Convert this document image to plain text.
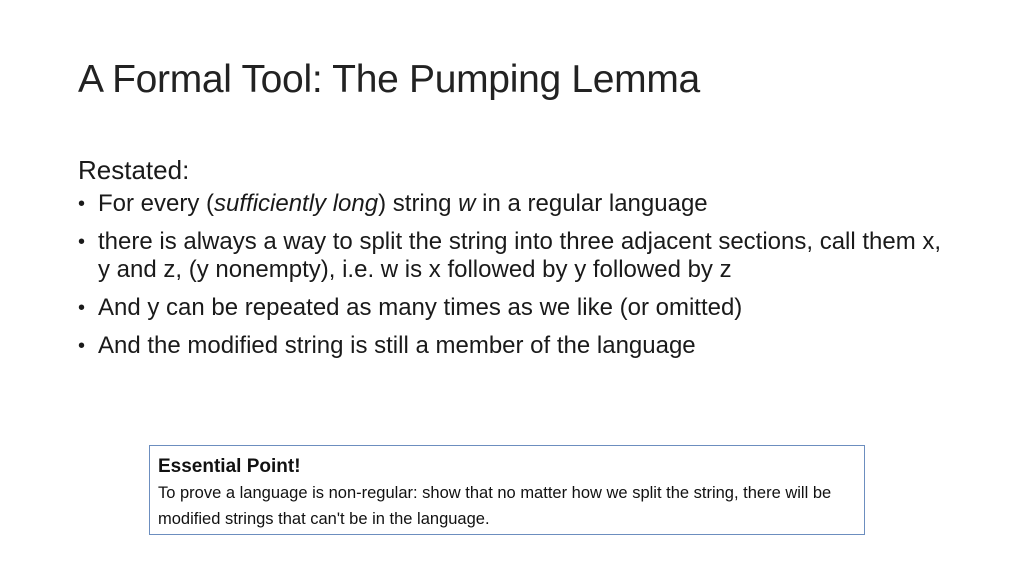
A Formal Tool: The Pumping Lemma

Restated:

• For every (sufficiently long) string w in a regular language
• there is always a way to split the string into three adjacent sections, call them x, y and z, (y nonempty), i.e. w is x followed by y followed by z
• And y can be repeated as many times as we like (or omitted)
• And the modified string is still a member of the language
Essential Point!
To prove a language is non-regular: show that no matter how we split the string, there will be modified strings that can't be in the language.
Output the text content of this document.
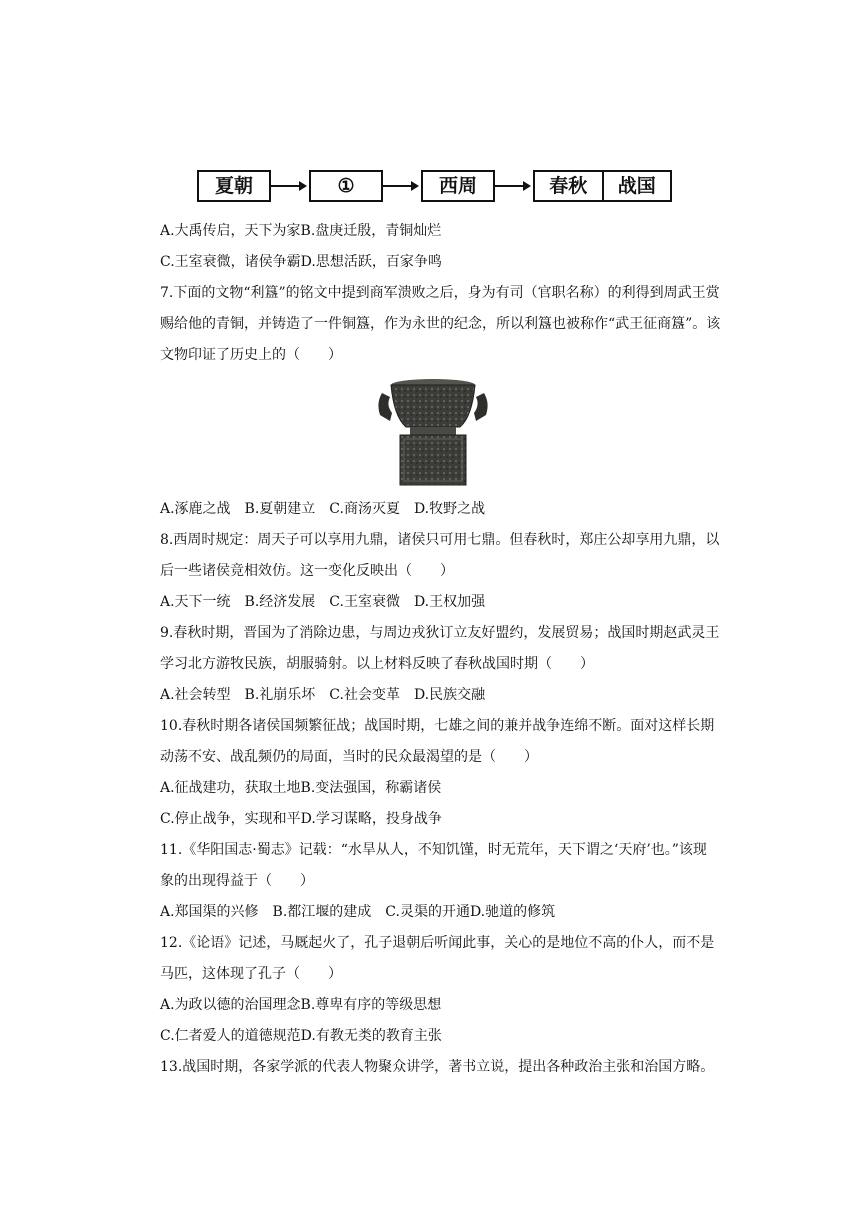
夏朝	①	西周	春秋	战国
A.大禹传启，天下为家B.盘庚迁殷，青铜灿烂
C.王室衰微，诸侯争霸D.思想活跃，百家争鸣
7.下面的文物“利簋”的铭文中提到商军溃败之后，身为有司（官职名称）的利得到周武王赏
赐给他的青铜，并铸造了一件铜簋，作为永世的纪念，所以利簋也被称作“武王征商簋”。该
文物印证了历史上的（　　）
A.涿鹿之战　B.夏朝建立　C.商汤灭夏　D.牧野之战
8.西周时规定：周天子可以享用九鼎，诸侯只可用七鼎。但春秋时，郑庄公却享用九鼎，以
后一些诸侯竞相效仿。这一变化反映出（　　）
A.天下一统　B.经济发展　C.王室衰微　D.王权加强
9.春秋时期，晋国为了消除边患，与周边戎狄订立友好盟约，发展贸易；战国时期赵武灵王
学习北方游牧民族，胡服骑射。以上材料反映了春秋战国时期（　　）
A.社会转型　B.礼崩乐坏　C.社会变革　D.民族交融
10.春秋时期各诸侯国频繁征战；战国时期，七雄之间的兼并战争连绵不断。面对这样长期
动荡不安、战乱频仍的局面，当时的民众最渴望的是（　　）
A.征战建功，获取土地B.变法强国，称霸诸侯
C.停止战争，实现和平D.学习谋略，投身战争
11.《华阳国志·蜀志》记载：“水旱从人，不知饥馑，时无荒年，天下谓之‘天府’也。”该现
象的出现得益于（　　）
A.郑国渠的兴修　B.都江堰的建成　C.灵渠的开通D.驰道的修筑
12.《论语》记述，马厩起火了，孔子退朝后听闻此事，关心的是地位不高的仆人，而不是
马匹，这体现了孔子（　　）
A.为政以德的治国理念B.尊卑有序的等级思想
C.仁者爱人的道德规范D.有教无类的教育主张
13.战国时期，各家学派的代表人物聚众讲学，著书立说，提出各种政治主张和治国方略。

__DIRECTIONS FOR THIS TASK__
Write out the full set of lines verbatim, without the pictures.

__EXERCISE SOLUTION__
Convert this document image to plain text.
A Formal Tool: The Pumping Lemma

Restated:

• For every (sufficiently long) string w in a regular language
• there is always a way to split the string into three adjacent sections, call them x, y and z, (y nonempty), i.e. w is x followed by y followed by z
• And y can be repeated as many times as we like (or omitted)
• And the modified string is still a member of the language
Essential Point!
To prove a language is non-regular: show that no matter how we split the string, there will be modified strings that can't be in the language.
Output the text content of this document.
夏朝	①	西周	春秋	战国
A.大禹传启，天下为家B.盘庚迁殷，青铜灿烂
C.王室衰微，诸侯争霸D.思想活跃，百家争鸣
7.下面的文物“利簋”的铭文中提到商军溃败之后，身为有司（官职名称）的利得到周武王赏
赐给他的青铜，并铸造了一件铜簋，作为永世的纪念，所以利簋也被称作“武王征商簋”。该
文物印证了历史上的（　　）
A.涿鹿之战　B.夏朝建立　C.商汤灭夏　D.牧野之战
8.西周时规定：周天子可以享用九鼎，诸侯只可用七鼎。但春秋时，郑庄公却享用九鼎，以
后一些诸侯竞相效仿。这一变化反映出（　　）
A.天下一统　B.经济发展　C.王室衰微　D.王权加强
9.春秋时期，晋国为了消除边患，与周边戎狄订立友好盟约，发展贸易；战国时期赵武灵王
学习北方游牧民族，胡服骑射。以上材料反映了春秋战国时期（　　）
A.社会转型　B.礼崩乐坏　C.社会变革　D.民族交融
10.春秋时期各诸侯国频繁征战；战国时期，七雄之间的兼并战争连绵不断。面对这样长期
动荡不安、战乱频仍的局面，当时的民众最渴望的是（　　）
A.征战建功，获取土地B.变法强国，称霸诸侯
C.停止战争，实现和平D.学习谋略，投身战争
11.《华阳国志·蜀志》记载：“水旱从人，不知饥馑，时无荒年，天下谓之‘天府’也。”该现
象的出现得益于（　　）
A.郑国渠的兴修　B.都江堰的建成　C.灵渠的开通D.驰道的修筑
12.《论语》记述，马厩起火了，孔子退朝后听闻此事，关心的是地位不高的仆人，而不是
马匹，这体现了孔子（　　）
A.为政以德的治国理念B.尊卑有序的等级思想
C.仁者爱人的道德规范D.有教无类的教育主张
13.战国时期，各家学派的代表人物聚众讲学，著书立说，提出各种政治主张和治国方略。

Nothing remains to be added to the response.